## Data entries
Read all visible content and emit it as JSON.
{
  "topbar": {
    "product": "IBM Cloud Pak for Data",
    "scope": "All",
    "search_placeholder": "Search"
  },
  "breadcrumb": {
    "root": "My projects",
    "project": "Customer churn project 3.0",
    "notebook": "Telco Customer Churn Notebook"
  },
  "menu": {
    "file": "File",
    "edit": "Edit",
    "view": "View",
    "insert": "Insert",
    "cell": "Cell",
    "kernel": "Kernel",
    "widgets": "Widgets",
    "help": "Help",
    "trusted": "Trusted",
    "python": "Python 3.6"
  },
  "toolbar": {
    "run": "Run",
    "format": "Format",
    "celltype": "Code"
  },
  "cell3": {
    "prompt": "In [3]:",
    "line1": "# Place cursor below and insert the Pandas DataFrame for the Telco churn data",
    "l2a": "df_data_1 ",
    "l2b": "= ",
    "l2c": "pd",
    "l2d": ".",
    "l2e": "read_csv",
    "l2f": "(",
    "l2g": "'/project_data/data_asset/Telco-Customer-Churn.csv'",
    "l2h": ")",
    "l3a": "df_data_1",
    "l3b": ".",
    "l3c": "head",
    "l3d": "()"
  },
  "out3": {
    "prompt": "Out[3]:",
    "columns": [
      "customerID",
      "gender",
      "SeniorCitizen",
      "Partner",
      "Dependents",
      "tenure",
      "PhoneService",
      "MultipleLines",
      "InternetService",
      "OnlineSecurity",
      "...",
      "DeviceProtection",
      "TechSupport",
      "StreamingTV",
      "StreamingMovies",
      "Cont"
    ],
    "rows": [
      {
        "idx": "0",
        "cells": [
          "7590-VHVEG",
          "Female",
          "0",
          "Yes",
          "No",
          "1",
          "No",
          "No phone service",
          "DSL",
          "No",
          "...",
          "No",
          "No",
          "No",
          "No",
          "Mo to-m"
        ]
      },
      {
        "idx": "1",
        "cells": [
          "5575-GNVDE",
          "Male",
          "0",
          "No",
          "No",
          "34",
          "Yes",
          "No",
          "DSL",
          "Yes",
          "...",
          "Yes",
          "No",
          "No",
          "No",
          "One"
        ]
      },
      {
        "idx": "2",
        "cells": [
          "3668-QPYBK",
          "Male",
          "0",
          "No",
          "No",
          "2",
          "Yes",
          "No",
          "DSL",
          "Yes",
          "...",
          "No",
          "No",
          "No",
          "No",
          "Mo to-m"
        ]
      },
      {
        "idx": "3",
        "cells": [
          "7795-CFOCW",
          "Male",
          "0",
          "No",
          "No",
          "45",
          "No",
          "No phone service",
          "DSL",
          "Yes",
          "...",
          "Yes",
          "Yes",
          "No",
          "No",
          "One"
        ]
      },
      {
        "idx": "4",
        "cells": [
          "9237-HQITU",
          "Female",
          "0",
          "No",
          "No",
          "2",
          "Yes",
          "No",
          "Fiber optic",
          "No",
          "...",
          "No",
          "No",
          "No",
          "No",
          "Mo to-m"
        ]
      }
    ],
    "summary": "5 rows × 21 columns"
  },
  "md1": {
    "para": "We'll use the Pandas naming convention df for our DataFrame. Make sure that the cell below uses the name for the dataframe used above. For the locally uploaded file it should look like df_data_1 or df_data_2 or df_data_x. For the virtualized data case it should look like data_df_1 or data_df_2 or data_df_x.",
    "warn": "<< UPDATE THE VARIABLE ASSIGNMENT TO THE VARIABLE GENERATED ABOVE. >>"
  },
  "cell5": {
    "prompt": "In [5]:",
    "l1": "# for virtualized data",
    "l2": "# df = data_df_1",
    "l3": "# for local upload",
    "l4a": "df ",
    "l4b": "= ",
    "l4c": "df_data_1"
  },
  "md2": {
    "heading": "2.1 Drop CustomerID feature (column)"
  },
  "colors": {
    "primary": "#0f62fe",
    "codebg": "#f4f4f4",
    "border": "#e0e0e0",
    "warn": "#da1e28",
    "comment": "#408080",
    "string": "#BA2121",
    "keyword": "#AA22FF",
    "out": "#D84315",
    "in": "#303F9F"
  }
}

## Description of the task
Pull out each line of the entries that contains "warn".

## Written response
    "warn": "<< UPDATE THE VARIABLE ASSIGNMENT TO THE VARIABLE GENERATED ABOVE. >>"
    "warn": "#da1e28",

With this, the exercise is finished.